Collection entries

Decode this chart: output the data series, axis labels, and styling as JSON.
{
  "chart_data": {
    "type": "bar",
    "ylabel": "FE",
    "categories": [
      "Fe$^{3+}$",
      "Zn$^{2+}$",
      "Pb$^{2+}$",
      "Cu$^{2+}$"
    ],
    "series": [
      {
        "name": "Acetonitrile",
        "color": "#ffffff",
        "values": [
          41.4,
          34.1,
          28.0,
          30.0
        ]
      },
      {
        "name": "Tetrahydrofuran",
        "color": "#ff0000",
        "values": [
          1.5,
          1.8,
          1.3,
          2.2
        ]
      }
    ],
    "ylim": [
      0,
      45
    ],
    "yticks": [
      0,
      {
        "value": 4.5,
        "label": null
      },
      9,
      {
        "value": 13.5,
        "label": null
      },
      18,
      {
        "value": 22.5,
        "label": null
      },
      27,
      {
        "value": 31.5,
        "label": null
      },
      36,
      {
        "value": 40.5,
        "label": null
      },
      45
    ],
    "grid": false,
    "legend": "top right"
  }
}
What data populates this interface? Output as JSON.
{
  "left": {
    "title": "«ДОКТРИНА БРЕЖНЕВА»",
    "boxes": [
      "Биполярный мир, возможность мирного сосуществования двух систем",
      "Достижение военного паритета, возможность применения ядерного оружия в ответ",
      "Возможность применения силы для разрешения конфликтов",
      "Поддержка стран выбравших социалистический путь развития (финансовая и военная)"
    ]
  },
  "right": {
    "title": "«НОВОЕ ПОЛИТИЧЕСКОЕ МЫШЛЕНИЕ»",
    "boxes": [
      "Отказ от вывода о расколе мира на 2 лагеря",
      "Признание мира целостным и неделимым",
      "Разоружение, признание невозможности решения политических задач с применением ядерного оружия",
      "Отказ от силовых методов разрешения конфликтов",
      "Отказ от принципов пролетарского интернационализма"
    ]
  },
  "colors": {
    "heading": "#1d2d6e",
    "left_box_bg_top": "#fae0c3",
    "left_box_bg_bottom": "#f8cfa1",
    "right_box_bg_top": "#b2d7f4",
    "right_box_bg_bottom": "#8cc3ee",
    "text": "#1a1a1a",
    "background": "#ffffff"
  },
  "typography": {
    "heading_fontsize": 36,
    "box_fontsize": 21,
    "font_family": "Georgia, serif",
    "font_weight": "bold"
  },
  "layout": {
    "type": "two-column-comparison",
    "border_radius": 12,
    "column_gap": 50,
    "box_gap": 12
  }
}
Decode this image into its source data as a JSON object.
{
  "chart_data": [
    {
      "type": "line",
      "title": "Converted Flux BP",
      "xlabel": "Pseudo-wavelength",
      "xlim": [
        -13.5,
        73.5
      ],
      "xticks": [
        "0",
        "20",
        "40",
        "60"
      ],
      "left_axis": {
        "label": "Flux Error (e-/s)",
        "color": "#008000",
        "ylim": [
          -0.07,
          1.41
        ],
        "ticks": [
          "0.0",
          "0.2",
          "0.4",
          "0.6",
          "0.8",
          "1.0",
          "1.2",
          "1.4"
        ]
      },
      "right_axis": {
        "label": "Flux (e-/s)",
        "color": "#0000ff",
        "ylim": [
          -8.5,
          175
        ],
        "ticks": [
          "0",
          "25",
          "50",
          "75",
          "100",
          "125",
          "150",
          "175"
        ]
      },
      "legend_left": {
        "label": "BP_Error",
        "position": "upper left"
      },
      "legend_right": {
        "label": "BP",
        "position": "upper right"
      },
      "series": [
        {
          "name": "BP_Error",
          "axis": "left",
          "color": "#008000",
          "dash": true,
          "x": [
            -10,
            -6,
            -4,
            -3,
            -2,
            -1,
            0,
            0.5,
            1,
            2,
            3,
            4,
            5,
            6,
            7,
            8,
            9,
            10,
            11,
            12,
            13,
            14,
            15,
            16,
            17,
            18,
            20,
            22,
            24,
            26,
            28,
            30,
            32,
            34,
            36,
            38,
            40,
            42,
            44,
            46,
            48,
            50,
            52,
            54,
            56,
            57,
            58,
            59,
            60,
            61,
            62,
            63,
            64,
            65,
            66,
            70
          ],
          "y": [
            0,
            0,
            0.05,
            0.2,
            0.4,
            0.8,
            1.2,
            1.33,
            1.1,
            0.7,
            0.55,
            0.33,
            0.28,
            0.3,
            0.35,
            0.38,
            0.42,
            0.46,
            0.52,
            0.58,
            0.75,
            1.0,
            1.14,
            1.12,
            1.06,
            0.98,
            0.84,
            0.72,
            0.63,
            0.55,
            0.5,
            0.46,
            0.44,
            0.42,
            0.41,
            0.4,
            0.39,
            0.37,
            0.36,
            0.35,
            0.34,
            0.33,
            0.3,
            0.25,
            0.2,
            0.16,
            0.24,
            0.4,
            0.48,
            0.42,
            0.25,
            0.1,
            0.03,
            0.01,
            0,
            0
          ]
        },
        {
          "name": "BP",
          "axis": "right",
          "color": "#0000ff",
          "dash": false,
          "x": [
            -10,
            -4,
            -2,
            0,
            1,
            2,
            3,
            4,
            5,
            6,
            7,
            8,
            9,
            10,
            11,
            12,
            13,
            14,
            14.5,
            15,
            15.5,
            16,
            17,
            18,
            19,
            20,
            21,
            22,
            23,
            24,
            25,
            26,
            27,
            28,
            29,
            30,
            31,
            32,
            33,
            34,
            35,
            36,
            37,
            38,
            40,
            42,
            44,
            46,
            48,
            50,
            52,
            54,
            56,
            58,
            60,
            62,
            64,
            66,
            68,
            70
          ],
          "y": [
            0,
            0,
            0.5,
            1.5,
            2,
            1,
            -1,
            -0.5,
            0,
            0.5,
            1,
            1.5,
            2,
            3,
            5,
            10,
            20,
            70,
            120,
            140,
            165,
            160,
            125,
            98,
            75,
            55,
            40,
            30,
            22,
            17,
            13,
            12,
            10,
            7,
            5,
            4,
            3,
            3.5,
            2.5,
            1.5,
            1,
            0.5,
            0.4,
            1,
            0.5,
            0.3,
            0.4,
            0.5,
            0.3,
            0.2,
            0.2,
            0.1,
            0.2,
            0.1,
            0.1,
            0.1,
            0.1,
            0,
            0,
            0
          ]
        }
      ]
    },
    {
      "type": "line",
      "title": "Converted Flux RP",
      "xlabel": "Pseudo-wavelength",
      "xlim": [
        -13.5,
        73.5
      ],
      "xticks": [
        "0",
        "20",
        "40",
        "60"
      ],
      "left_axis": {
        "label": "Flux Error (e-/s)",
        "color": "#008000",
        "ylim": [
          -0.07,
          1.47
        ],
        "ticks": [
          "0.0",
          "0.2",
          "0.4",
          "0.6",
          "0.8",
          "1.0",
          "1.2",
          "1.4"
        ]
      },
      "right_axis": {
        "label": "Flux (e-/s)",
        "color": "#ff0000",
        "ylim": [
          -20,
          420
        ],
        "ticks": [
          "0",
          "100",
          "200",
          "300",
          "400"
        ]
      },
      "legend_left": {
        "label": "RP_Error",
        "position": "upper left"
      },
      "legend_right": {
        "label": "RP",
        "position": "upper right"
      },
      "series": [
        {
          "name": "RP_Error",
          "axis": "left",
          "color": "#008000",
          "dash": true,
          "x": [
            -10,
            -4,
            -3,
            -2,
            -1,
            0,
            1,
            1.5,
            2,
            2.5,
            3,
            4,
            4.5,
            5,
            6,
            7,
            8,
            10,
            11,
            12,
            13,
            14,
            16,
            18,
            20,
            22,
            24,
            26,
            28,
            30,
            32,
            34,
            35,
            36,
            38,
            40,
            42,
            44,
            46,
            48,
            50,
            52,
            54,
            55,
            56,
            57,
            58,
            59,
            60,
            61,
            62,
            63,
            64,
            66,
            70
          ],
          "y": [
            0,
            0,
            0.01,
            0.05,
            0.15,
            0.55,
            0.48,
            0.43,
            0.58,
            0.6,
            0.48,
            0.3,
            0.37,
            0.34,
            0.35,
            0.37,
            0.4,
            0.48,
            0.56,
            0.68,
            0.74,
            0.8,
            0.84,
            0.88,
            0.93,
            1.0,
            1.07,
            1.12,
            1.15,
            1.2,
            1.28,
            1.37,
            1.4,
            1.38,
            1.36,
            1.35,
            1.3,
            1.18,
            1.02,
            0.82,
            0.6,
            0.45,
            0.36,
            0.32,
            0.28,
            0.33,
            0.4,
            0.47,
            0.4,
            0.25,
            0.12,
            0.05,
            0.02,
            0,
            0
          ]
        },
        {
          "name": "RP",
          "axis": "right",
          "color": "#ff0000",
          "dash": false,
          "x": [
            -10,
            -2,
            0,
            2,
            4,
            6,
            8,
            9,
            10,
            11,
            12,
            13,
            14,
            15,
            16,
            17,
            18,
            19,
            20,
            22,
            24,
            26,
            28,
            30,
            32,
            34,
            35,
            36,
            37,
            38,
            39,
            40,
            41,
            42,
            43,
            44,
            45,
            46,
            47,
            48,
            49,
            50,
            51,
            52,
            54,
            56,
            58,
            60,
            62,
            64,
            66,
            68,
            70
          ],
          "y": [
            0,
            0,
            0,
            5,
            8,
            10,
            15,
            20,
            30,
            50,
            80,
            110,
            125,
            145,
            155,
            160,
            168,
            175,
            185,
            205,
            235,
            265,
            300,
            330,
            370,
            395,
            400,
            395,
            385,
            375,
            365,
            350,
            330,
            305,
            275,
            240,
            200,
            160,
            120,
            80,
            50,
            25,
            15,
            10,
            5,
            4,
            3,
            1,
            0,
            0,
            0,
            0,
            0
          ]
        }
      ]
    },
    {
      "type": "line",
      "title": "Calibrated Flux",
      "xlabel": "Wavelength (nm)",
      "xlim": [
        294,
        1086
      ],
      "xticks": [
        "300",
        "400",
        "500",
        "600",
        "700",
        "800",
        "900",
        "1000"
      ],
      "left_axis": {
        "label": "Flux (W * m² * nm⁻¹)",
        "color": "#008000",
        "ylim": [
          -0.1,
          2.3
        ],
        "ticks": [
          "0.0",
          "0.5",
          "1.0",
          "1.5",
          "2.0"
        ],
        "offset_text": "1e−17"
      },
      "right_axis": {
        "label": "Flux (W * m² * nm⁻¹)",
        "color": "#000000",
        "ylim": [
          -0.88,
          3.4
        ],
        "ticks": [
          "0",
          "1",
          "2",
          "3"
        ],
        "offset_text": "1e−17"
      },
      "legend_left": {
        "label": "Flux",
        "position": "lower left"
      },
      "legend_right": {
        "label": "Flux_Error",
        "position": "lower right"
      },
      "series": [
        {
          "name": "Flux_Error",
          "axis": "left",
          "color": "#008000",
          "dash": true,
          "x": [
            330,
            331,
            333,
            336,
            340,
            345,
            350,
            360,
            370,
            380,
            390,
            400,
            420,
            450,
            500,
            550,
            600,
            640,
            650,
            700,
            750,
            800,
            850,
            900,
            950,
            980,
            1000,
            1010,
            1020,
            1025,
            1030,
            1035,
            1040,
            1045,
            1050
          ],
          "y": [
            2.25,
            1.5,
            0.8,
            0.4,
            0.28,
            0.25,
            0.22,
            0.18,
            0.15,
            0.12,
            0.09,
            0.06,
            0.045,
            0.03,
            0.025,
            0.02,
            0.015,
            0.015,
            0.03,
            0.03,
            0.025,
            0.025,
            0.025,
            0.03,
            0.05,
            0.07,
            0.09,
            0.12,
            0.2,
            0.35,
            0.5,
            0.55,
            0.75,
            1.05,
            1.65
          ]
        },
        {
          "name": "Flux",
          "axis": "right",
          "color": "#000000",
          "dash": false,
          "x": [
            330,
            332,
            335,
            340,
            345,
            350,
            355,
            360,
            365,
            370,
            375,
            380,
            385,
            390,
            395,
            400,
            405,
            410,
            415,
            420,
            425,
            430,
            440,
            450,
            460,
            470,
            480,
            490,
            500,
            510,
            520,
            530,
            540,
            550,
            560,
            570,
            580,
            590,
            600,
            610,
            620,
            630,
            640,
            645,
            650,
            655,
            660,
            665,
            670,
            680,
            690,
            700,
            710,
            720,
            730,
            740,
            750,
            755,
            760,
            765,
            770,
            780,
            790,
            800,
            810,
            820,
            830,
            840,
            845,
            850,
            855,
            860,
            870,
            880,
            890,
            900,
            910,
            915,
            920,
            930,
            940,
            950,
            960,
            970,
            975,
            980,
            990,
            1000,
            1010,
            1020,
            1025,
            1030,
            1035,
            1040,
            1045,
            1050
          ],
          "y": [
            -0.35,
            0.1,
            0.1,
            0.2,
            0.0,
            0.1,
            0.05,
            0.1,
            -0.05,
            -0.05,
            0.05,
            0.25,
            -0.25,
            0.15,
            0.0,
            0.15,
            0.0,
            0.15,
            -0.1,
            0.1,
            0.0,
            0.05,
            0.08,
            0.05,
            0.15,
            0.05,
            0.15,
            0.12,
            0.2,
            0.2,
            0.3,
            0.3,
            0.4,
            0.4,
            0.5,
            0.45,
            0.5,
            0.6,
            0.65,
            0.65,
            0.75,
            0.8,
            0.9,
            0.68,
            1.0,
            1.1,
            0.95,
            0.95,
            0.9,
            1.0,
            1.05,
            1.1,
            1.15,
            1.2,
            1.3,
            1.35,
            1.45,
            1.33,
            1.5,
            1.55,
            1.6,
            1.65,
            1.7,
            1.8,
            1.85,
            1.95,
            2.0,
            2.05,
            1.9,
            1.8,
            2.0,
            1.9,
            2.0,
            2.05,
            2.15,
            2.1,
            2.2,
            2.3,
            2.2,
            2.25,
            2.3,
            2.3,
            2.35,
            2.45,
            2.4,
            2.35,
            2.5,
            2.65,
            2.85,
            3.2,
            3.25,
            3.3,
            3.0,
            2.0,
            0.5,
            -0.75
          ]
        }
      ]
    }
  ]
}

* _Challenge_
Scan the data above; copy every line where "ядерного" appears.

* _Answer for this exercise_
      "Достижение военного паритета, возможность применения ядерного оружия в ответ",
      "Разоружение, признание невозможности решения политических задач с применением ядерного оружия",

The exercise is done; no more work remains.